>> Begin PROVIDED ENTRIES

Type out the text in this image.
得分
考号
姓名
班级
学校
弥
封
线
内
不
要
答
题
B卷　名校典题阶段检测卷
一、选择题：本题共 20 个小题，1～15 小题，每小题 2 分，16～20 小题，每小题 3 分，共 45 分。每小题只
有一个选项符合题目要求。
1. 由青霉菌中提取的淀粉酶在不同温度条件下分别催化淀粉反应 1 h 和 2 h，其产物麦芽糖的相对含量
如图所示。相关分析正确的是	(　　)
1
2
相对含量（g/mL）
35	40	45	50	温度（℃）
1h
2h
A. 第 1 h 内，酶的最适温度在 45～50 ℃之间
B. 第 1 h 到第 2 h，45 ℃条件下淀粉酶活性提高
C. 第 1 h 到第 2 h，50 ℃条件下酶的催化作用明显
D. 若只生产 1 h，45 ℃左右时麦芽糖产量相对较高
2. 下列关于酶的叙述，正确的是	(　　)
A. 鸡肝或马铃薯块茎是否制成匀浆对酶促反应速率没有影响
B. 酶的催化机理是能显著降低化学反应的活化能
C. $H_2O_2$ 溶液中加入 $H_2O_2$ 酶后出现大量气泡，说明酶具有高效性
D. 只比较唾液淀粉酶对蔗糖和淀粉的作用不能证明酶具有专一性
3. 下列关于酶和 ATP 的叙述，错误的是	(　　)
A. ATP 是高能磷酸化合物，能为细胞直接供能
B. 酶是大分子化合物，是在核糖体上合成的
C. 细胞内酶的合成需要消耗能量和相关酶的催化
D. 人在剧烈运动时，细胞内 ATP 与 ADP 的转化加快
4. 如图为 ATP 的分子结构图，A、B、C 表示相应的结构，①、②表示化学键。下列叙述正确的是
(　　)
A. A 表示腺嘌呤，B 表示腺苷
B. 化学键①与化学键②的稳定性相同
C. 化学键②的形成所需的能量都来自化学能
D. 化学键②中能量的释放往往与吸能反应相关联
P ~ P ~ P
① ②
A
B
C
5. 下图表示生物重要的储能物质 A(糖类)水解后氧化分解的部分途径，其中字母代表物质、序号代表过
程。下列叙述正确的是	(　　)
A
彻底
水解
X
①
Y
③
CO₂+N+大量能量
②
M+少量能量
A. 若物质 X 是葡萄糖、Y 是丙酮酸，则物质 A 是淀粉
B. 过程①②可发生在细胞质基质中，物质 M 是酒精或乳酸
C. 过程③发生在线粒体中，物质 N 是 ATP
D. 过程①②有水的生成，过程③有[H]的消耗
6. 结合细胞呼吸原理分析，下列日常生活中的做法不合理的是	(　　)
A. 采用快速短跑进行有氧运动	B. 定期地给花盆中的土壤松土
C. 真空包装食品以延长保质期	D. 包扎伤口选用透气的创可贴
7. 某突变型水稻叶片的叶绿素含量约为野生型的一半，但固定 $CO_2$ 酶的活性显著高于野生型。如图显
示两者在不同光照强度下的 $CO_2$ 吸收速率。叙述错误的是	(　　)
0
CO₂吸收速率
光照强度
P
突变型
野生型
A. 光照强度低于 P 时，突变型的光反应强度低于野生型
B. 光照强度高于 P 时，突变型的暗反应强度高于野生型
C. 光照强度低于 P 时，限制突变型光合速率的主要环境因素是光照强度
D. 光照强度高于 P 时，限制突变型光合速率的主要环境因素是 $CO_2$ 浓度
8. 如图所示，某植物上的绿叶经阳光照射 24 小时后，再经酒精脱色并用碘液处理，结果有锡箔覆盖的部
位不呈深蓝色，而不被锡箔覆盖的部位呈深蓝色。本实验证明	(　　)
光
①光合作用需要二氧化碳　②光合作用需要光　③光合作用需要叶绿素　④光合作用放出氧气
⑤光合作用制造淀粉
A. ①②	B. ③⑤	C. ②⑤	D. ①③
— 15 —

>> End PROVIDED ENTRIES

▶ [STATED EXERCISE]: Copy out every entry again, exactly as it was given.

▶ [SOLUTION TO THE EXERCISE]:
Type out the text in this image.
得分
考号
姓名
班级
学校
弥
封
线
内
不
要
答
题
B卷　名校典题阶段检测卷
一、选择题：本题共 20 个小题，1～15 小题，每小题 2 分，16～20 小题，每小题 3 分，共 45 分。每小题只
有一个选项符合题目要求。
1. 由青霉菌中提取的淀粉酶在不同温度条件下分别催化淀粉反应 1 h 和 2 h，其产物麦芽糖的相对含量
如图所示。相关分析正确的是	(　　)
1
2
相对含量（g/mL）
35	40	45	50	温度（℃）
1h
2h
A. 第 1 h 内，酶的最适温度在 45～50 ℃之间
B. 第 1 h 到第 2 h，45 ℃条件下淀粉酶活性提高
C. 第 1 h 到第 2 h，50 ℃条件下酶的催化作用明显
D. 若只生产 1 h，45 ℃左右时麦芽糖产量相对较高
2. 下列关于酶的叙述，正确的是	(　　)
A. 鸡肝或马铃薯块茎是否制成匀浆对酶促反应速率没有影响
B. 酶的催化机理是能显著降低化学反应的活化能
C. $H_2O_2$ 溶液中加入 $H_2O_2$ 酶后出现大量气泡，说明酶具有高效性
D. 只比较唾液淀粉酶对蔗糖和淀粉的作用不能证明酶具有专一性
3. 下列关于酶和 ATP 的叙述，错误的是	(　　)
A. ATP 是高能磷酸化合物，能为细胞直接供能
B. 酶是大分子化合物，是在核糖体上合成的
C. 细胞内酶的合成需要消耗能量和相关酶的催化
D. 人在剧烈运动时，细胞内 ATP 与 ADP 的转化加快
4. 如图为 ATP 的分子结构图，A、B、C 表示相应的结构，①、②表示化学键。下列叙述正确的是
(　　)
A. A 表示腺嘌呤，B 表示腺苷
B. 化学键①与化学键②的稳定性相同
C. 化学键②的形成所需的能量都来自化学能
D. 化学键②中能量的释放往往与吸能反应相关联
P ~ P ~ P
① ②
A
B
C
5. 下图表示生物重要的储能物质 A(糖类)水解后氧化分解的部分途径，其中字母代表物质、序号代表过
程。下列叙述正确的是	(　　)
A
彻底
水解
X
①
Y
③
CO₂+N+大量能量
②
M+少量能量
A. 若物质 X 是葡萄糖、Y 是丙酮酸，则物质 A 是淀粉
B. 过程①②可发生在细胞质基质中，物质 M 是酒精或乳酸
C. 过程③发生在线粒体中，物质 N 是 ATP
D. 过程①②有水的生成，过程③有[H]的消耗
6. 结合细胞呼吸原理分析，下列日常生活中的做法不合理的是	(　　)
A. 采用快速短跑进行有氧运动	B. 定期地给花盆中的土壤松土
C. 真空包装食品以延长保质期	D. 包扎伤口选用透气的创可贴
7. 某突变型水稻叶片的叶绿素含量约为野生型的一半，但固定 $CO_2$ 酶的活性显著高于野生型。如图显
示两者在不同光照强度下的 $CO_2$ 吸收速率。叙述错误的是	(　　)
0
CO₂吸收速率
光照强度
P
突变型
野生型
A. 光照强度低于 P 时，突变型的光反应强度低于野生型
B. 光照强度高于 P 时，突变型的暗反应强度高于野生型
C. 光照强度低于 P 时，限制突变型光合速率的主要环境因素是光照强度
D. 光照强度高于 P 时，限制突变型光合速率的主要环境因素是 $CO_2$ 浓度
8. 如图所示，某植物上的绿叶经阳光照射 24 小时后，再经酒精脱色并用碘液处理，结果有锡箔覆盖的部
位不呈深蓝色，而不被锡箔覆盖的部位呈深蓝色。本实验证明	(　　)
光
①光合作用需要二氧化碳　②光合作用需要光　③光合作用需要叶绿素　④光合作用放出氧气
⑤光合作用制造淀粉
A. ①②	B. ③⑤	C. ②⑤	D. ①③
— 15 —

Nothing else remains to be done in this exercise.